— START OF MATERIAL TO PROCESS —

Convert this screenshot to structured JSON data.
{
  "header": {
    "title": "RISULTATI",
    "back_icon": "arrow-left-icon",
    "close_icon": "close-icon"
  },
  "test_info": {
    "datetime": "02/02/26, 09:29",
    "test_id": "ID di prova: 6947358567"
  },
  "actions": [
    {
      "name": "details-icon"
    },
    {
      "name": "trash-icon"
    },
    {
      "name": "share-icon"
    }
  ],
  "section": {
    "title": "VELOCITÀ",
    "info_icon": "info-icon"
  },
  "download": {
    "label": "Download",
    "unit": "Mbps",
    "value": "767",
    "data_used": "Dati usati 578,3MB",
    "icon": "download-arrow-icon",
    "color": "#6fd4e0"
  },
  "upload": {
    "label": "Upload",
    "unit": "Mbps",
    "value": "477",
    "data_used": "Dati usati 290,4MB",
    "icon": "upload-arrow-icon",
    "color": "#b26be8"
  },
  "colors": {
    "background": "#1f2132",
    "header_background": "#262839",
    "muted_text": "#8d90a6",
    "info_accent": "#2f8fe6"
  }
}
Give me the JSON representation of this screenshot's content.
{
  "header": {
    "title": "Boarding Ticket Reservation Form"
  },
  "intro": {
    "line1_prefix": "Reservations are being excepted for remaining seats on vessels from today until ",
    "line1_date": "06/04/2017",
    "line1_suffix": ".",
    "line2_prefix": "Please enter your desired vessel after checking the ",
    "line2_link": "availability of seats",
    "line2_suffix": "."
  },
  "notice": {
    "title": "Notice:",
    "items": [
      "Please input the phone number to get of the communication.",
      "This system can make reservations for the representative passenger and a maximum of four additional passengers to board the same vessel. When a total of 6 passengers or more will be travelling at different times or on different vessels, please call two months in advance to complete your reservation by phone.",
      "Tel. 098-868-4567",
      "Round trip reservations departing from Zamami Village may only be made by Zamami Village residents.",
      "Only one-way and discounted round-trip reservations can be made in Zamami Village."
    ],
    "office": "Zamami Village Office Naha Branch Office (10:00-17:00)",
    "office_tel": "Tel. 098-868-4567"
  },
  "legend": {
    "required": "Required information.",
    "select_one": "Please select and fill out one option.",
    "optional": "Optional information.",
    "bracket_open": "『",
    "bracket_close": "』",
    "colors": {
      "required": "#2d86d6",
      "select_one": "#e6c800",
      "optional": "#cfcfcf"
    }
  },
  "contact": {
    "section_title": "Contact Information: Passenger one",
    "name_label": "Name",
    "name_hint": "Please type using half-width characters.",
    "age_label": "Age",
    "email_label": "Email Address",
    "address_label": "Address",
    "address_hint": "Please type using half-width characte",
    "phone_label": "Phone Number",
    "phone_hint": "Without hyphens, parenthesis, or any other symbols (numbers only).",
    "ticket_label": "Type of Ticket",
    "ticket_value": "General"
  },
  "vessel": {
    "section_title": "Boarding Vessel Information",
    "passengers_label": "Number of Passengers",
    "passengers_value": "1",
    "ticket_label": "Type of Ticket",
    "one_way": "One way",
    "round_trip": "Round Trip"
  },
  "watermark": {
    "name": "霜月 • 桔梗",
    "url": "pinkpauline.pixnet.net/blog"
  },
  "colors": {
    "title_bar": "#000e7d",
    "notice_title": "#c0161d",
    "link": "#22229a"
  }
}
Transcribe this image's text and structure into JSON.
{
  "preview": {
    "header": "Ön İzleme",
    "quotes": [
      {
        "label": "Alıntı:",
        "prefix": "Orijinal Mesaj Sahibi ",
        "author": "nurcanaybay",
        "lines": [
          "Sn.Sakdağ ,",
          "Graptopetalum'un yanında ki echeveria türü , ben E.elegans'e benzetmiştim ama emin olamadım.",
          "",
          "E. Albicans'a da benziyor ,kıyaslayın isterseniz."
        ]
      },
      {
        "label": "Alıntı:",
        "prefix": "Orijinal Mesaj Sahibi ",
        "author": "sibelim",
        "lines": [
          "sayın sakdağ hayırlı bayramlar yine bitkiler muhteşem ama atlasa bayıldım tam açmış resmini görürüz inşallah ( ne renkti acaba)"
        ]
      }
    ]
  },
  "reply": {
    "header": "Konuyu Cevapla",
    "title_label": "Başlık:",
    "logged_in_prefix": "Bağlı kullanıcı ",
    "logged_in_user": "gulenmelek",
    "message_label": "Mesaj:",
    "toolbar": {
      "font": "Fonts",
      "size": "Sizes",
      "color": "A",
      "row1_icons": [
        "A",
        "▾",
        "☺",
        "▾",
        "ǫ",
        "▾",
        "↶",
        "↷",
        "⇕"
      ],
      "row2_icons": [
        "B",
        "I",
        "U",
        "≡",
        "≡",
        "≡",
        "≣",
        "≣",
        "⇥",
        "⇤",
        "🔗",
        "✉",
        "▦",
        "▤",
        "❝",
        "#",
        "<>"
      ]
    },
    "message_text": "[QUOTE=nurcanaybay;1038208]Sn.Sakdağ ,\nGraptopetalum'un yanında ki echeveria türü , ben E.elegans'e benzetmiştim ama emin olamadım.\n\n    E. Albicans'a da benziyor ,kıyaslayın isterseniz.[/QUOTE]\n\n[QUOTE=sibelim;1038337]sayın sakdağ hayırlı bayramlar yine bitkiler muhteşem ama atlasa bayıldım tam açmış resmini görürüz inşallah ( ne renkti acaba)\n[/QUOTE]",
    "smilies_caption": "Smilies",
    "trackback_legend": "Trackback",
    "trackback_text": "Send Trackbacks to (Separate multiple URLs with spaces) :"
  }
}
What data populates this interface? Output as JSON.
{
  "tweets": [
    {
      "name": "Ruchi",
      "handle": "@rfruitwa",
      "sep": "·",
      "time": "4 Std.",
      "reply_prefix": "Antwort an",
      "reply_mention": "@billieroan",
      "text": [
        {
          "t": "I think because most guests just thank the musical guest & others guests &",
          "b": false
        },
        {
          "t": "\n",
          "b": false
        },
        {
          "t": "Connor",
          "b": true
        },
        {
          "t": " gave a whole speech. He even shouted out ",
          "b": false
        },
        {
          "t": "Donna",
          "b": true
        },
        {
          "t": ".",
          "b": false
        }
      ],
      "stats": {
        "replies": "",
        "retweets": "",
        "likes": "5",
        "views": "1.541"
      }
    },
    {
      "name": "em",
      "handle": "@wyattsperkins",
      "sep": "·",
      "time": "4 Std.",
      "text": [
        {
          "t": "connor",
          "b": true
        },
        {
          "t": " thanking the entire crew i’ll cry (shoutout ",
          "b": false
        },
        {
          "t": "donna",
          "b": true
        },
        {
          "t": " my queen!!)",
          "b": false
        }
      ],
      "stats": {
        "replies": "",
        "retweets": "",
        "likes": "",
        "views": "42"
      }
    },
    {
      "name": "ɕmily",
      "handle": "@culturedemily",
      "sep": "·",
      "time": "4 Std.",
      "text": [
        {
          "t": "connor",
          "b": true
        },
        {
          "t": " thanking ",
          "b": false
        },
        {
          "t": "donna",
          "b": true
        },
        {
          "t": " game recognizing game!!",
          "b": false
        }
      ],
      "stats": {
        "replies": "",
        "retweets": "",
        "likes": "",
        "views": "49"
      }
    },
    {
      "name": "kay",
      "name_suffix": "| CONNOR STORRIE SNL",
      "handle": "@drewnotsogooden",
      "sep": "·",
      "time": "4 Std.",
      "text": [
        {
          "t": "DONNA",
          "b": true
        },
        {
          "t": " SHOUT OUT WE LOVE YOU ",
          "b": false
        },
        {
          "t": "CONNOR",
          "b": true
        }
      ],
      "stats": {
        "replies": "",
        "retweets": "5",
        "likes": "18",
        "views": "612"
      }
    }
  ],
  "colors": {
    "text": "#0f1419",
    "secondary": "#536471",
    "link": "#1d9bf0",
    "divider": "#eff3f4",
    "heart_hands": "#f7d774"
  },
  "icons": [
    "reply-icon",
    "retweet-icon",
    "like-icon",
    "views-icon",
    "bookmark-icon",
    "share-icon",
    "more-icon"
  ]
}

— END OF MATERIAL TO PROCESS —

GIVEN INSTRUCTION: Identify every line above with the string "views" in it. Copy those lines.

THE RESULT:
        "views": "1.541"
        "views": "42"
        "views": "49"
        "views": "612"
    "views-icon",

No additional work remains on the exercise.